(Entries from a dataset)

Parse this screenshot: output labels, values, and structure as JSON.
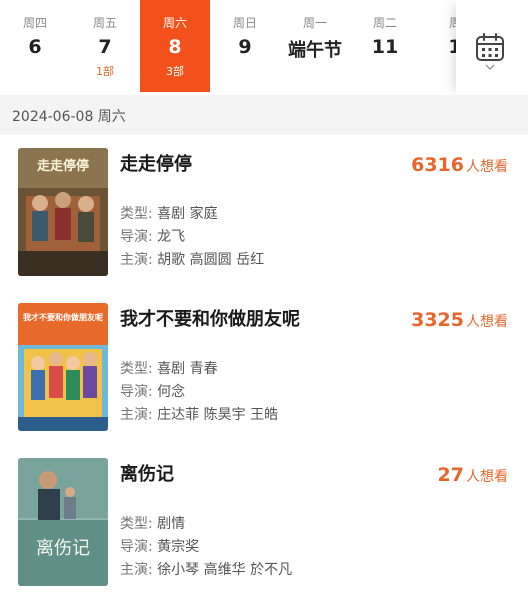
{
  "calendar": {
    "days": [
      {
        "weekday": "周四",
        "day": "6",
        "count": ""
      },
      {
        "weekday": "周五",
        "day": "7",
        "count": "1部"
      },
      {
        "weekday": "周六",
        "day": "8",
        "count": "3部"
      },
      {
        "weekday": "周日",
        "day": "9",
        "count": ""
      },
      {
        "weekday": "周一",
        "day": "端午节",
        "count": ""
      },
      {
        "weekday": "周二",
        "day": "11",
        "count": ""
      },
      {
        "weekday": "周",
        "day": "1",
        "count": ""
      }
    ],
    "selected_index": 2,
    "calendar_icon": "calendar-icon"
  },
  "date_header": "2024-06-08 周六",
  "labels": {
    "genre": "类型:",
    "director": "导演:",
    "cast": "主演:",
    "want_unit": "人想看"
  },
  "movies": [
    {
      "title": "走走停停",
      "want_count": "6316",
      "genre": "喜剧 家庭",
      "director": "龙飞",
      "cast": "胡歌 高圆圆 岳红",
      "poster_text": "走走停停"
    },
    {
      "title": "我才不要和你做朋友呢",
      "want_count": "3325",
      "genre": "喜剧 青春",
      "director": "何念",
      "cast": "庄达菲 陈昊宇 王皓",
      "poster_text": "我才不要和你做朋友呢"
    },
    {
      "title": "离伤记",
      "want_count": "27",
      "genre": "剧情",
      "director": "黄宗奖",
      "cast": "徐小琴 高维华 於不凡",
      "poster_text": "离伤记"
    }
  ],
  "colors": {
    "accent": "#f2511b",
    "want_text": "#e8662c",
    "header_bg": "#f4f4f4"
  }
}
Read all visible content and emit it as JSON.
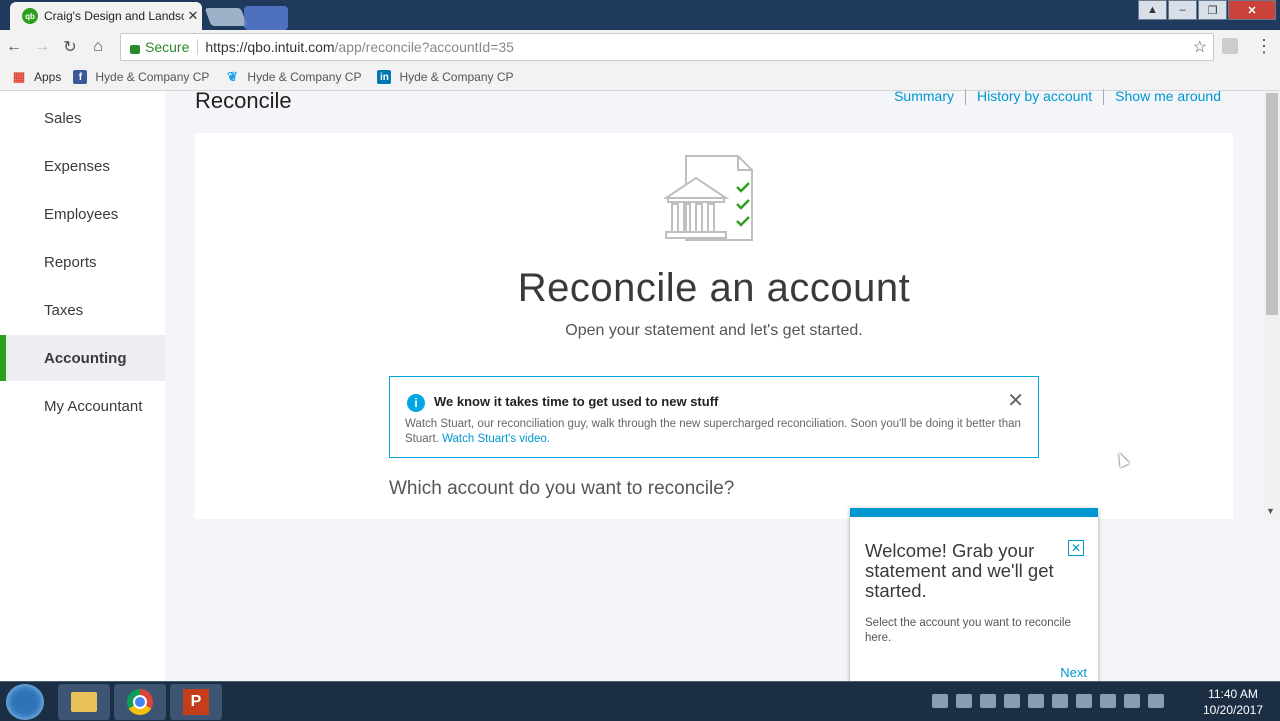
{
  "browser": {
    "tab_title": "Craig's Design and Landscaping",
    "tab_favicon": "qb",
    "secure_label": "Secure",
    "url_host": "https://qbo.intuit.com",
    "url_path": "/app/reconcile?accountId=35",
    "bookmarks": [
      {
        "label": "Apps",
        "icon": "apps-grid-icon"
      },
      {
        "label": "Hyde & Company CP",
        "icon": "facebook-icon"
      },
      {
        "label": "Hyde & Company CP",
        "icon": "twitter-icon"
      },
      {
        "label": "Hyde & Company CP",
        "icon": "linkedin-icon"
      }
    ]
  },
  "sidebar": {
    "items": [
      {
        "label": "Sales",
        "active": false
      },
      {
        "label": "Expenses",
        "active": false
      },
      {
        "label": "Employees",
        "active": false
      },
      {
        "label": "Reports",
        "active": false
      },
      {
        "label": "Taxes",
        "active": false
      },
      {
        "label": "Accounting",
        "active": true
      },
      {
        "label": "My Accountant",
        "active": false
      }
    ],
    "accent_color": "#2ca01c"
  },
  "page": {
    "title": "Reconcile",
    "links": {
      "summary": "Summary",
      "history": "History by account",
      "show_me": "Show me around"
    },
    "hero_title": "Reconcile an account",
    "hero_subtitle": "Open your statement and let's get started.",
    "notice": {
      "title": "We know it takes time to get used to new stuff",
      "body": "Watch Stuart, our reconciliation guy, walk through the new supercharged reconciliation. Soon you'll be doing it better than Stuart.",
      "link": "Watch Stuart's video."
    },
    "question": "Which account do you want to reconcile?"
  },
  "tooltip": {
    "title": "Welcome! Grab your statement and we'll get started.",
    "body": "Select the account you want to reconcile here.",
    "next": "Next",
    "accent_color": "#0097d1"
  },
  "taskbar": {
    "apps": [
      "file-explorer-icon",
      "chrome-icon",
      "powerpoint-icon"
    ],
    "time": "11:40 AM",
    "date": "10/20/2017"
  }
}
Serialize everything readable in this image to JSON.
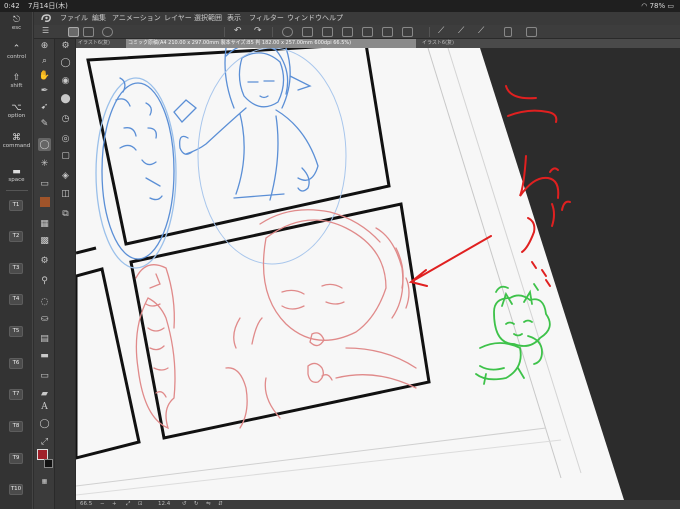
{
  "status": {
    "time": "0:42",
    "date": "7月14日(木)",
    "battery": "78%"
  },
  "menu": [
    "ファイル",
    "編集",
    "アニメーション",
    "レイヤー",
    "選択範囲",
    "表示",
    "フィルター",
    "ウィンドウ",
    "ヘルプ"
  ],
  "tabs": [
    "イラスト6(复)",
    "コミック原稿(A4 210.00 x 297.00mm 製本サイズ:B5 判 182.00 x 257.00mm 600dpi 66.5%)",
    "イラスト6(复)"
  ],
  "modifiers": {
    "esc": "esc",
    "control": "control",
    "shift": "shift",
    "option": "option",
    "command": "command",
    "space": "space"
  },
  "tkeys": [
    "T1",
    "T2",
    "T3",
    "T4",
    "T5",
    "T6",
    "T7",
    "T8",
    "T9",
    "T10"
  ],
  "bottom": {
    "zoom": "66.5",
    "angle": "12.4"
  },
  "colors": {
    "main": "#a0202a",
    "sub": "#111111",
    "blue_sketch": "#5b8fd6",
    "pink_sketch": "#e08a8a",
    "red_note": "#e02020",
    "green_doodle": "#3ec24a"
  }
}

→ Problem to solve: Keep every word of the data as it is when you write it out, but drop the pictures.

→ Result below:
Parse this screenshot: output labels, values, and structure as JSON.
{
  "calendar": {
    "days": [
      {
        "weekday": "周四",
        "day": "6",
        "count": ""
      },
      {
        "weekday": "周五",
        "day": "7",
        "count": "1部"
      },
      {
        "weekday": "周六",
        "day": "8",
        "count": "3部"
      },
      {
        "weekday": "周日",
        "day": "9",
        "count": ""
      },
      {
        "weekday": "周一",
        "day": "端午节",
        "count": ""
      },
      {
        "weekday": "周二",
        "day": "11",
        "count": ""
      },
      {
        "weekday": "周",
        "day": "1",
        "count": ""
      }
    ],
    "selected_index": 2,
    "calendar_icon": "calendar-icon"
  },
  "date_header": "2024-06-08 周六",
  "labels": {
    "genre": "类型:",
    "director": "导演:",
    "cast": "主演:",
    "want_unit": "人想看"
  },
  "movies": [
    {
      "title": "走走停停",
      "want_count": "6316",
      "genre": "喜剧 家庭",
      "director": "龙飞",
      "cast": "胡歌 高圆圆 岳红",
      "poster_text": "走走停停"
    },
    {
      "title": "我才不要和你做朋友呢",
      "want_count": "3325",
      "genre": "喜剧 青春",
      "director": "何念",
      "cast": "庄达菲 陈昊宇 王皓",
      "poster_text": "我才不要和你做朋友呢"
    },
    {
      "title": "离伤记",
      "want_count": "27",
      "genre": "剧情",
      "director": "黄宗奖",
      "cast": "徐小琴 高维华 於不凡",
      "poster_text": "离伤记"
    }
  ],
  "colors": {
    "accent": "#f2511b",
    "want_text": "#e8662c",
    "header_bg": "#f4f4f4"
  }
}
Read all visible content and emit it as JSON.
{
  "browser": {
    "tab_title": "Craig's Design and Landscaping",
    "tab_favicon": "qb",
    "secure_label": "Secure",
    "url_host": "https://qbo.intuit.com",
    "url_path": "/app/reconcile?accountId=35",
    "bookmarks": [
      {
        "label": "Apps",
        "icon": "apps-grid-icon"
      },
      {
        "label": "Hyde & Company CP",
        "icon": "facebook-icon"
      },
      {
        "label": "Hyde & Company CP",
        "icon": "twitter-icon"
      },
      {
        "label": "Hyde & Company CP",
        "icon": "linkedin-icon"
      }
    ]
  },
  "sidebar": {
    "items": [
      {
        "label": "Sales",
        "active": false
      },
      {
        "label": "Expenses",
        "active": false
      },
      {
        "label": "Employees",
        "active": false
      },
      {
        "label": "Reports",
        "active": false
      },
      {
        "label": "Taxes",
        "active": false
      },
      {
        "label": "Accounting",
        "active": true
      },
      {
        "label": "My Accountant",
        "active": false
      }
    ],
    "accent_color": "#2ca01c"
  },
  "page": {
    "title": "Reconcile",
    "links": {
      "summary": "Summary",
      "history": "History by account",
      "show_me": "Show me around"
    },
    "hero_title": "Reconcile an account",
    "hero_subtitle": "Open your statement and let's get started.",
    "notice": {
      "title": "We know it takes time to get used to new stuff",
      "body": "Watch Stuart, our reconciliation guy, walk through the new supercharged reconciliation. Soon you'll be doing it better than Stuart.",
      "link": "Watch Stuart's video."
    },
    "question": "Which account do you want to reconcile?"
  },
  "tooltip": {
    "title": "Welcome! Grab your statement and we'll get started.",
    "body": "Select the account you want to reconcile here.",
    "next": "Next",
    "accent_color": "#0097d1"
  },
  "taskbar": {
    "apps": [
      "file-explorer-icon",
      "chrome-icon",
      "powerpoint-icon"
    ],
    "time": "11:40 AM",
    "date": "10/20/2017"
  }
}
Serialize everything readable in this image to JSON.
{
  "status": {
    "time": "0:42",
    "date": "7月14日(木)",
    "battery": "78%"
  },
  "menu": [
    "ファイル",
    "編集",
    "アニメーション",
    "レイヤー",
    "選択範囲",
    "表示",
    "フィルター",
    "ウィンドウ",
    "ヘルプ"
  ],
  "tabs": [
    "イラスト6(复)",
    "コミック原稿(A4 210.00 x 297.00mm 製本サイズ:B5 判 182.00 x 257.00mm 600dpi 66.5%)",
    "イラスト6(复)"
  ],
  "modifiers": {
    "esc": "esc",
    "control": "control",
    "shift": "shift",
    "option": "option",
    "command": "command",
    "space": "space"
  },
  "tkeys": [
    "T1",
    "T2",
    "T3",
    "T4",
    "T5",
    "T6",
    "T7",
    "T8",
    "T9",
    "T10"
  ],
  "bottom": {
    "zoom": "66.5",
    "angle": "12.4"
  },
  "colors": {
    "main": "#a0202a",
    "sub": "#111111",
    "blue_sketch": "#5b8fd6",
    "pink_sketch": "#e08a8a",
    "red_note": "#e02020",
    "green_doodle": "#3ec24a"
  }
}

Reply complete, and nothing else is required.